* _SHORT TASK_: Reproduce the entries below word for word, from the first line through the line containing "- fog-index-panel-bottom: UWC/DINI", and nothing after it.

* _AVAILABLE DATA_:
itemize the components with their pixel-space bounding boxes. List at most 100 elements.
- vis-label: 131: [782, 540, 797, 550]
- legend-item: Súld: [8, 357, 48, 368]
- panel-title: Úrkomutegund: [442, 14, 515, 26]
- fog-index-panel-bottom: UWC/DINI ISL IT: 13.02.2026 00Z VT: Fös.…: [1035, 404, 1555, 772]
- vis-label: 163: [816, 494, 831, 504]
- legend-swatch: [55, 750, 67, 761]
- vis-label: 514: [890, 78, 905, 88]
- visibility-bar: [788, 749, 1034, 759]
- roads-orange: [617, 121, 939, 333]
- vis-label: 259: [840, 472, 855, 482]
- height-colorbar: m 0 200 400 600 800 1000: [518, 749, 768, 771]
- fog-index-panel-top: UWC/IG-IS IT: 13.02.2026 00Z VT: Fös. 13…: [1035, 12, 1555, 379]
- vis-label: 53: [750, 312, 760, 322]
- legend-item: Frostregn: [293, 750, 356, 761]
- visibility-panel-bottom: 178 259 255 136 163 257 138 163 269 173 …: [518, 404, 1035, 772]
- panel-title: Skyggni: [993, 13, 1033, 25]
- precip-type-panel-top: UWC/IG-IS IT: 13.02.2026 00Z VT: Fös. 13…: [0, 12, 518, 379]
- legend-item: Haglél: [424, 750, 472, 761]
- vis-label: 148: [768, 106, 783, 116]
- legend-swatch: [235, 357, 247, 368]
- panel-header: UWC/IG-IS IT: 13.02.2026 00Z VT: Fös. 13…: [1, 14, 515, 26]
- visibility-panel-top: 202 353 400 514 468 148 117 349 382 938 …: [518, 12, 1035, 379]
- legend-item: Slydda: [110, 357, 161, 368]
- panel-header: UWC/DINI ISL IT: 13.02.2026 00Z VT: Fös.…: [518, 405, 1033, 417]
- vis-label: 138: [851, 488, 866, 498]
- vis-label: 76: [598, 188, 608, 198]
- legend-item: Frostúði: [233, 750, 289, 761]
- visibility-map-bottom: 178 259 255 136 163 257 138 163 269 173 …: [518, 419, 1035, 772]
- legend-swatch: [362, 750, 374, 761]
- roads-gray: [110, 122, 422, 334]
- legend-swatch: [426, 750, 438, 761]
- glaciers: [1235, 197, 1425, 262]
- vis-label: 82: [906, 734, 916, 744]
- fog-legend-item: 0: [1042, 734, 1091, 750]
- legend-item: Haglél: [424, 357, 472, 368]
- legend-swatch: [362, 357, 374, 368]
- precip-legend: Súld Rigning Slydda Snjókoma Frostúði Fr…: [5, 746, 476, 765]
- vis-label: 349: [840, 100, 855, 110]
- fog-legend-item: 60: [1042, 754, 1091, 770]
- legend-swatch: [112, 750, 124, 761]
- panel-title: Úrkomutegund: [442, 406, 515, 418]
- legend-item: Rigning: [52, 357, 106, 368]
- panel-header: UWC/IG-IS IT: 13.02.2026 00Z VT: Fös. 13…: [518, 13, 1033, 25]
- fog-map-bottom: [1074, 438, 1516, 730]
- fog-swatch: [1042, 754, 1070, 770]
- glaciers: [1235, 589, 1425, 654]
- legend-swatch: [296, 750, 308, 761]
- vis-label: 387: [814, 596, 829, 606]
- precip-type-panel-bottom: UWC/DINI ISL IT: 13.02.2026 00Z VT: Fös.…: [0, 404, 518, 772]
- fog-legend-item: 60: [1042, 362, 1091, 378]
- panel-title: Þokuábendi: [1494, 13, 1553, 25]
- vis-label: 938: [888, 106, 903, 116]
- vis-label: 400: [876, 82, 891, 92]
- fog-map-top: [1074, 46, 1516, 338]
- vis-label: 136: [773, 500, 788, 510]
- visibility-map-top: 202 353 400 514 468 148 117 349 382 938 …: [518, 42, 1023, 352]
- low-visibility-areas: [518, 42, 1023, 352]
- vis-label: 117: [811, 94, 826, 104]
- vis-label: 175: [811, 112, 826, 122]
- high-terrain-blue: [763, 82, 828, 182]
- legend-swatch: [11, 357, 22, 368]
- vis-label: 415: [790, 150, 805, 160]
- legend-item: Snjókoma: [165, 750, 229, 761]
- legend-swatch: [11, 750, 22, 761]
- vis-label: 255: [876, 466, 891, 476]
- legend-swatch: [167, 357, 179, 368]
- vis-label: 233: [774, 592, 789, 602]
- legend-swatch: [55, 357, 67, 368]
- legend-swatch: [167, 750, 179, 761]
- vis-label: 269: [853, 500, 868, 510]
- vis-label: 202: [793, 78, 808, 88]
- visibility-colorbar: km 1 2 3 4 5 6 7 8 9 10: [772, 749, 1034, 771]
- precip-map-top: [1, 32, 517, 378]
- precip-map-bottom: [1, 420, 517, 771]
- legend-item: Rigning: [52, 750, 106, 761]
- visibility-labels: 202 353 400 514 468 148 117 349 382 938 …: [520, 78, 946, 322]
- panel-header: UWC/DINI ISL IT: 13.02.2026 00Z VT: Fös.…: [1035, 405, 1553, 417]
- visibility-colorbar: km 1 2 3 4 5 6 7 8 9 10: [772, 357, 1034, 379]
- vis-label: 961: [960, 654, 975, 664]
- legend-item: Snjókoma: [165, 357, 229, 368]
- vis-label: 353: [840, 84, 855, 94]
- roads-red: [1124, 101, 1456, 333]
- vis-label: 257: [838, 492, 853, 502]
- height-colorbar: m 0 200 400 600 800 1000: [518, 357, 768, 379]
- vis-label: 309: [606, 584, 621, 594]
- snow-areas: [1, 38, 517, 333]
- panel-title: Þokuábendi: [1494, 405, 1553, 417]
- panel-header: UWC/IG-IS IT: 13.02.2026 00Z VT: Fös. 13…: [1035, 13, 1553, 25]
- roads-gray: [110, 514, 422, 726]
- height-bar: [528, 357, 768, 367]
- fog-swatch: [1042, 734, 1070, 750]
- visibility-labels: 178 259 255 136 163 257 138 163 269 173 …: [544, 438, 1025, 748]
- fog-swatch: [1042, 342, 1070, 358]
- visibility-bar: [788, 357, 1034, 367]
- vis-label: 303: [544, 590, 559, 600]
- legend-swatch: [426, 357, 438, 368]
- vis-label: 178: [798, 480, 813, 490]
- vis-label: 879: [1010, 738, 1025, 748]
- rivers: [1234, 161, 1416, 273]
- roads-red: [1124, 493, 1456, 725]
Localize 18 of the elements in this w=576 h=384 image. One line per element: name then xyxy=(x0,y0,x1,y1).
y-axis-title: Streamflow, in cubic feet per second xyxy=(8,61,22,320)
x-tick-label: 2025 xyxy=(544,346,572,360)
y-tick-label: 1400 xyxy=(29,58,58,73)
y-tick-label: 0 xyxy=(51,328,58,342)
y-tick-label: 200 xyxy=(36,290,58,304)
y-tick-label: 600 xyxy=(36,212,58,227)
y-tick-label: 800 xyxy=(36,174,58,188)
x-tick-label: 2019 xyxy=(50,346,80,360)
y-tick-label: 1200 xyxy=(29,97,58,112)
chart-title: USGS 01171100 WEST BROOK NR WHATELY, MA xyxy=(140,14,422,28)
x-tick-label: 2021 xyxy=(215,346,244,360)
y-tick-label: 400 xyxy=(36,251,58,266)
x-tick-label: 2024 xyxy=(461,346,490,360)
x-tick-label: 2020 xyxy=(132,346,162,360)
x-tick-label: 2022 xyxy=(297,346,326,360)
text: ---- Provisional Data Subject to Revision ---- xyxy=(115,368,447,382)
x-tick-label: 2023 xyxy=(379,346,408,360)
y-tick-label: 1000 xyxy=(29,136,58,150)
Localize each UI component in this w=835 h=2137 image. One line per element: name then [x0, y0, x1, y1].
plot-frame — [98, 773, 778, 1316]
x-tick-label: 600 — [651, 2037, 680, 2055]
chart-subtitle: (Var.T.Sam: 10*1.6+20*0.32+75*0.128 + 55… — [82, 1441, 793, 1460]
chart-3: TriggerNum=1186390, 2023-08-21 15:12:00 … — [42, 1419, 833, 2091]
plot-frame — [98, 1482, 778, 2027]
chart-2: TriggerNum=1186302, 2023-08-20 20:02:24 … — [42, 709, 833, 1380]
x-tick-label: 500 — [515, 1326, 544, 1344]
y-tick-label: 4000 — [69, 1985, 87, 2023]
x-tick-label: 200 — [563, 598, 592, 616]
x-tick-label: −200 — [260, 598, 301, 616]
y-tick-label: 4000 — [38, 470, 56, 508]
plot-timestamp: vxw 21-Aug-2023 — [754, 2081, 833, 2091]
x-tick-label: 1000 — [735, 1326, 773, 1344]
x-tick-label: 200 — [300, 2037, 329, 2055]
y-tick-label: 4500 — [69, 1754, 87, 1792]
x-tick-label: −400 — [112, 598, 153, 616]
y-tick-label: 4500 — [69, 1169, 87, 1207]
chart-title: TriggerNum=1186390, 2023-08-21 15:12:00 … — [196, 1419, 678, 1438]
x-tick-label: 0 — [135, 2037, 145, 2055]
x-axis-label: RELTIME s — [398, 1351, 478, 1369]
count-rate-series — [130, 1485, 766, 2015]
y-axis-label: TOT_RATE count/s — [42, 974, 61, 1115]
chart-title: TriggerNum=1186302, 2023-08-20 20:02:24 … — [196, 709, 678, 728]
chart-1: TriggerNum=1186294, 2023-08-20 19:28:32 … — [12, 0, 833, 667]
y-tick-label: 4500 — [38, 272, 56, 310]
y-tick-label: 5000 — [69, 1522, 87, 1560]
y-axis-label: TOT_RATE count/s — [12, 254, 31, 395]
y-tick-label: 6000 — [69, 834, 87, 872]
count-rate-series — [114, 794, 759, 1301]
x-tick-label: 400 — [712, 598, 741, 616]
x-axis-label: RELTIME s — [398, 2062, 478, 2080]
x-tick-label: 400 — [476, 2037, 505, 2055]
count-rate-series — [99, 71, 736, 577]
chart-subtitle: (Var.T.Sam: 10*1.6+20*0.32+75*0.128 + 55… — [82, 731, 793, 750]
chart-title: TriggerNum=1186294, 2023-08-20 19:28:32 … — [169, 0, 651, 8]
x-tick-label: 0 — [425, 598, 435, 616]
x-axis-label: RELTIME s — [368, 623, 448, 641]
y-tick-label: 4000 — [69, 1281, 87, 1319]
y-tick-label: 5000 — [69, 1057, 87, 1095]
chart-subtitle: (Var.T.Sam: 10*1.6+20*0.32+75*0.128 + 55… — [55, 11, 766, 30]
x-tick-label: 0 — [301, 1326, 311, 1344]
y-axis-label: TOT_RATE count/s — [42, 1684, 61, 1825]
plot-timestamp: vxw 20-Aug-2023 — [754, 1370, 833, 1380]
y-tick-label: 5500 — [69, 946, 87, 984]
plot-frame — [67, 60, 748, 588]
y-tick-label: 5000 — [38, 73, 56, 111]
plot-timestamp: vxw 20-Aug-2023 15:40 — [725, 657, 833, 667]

* _RESPONSE_:
itemize the components with their pixel-space bounding boxes. List at most 100 elements.
- vis-label: 131: [782, 540, 797, 550]
- legend-item: Súld: [8, 357, 48, 368]
- panel-title: Úrkomutegund: [442, 14, 515, 26]
- fog-index-panel-bottom: UWC/DINI ISL IT: 13.02.2026 00Z VT: Fös.…: [1035, 404, 1555, 772]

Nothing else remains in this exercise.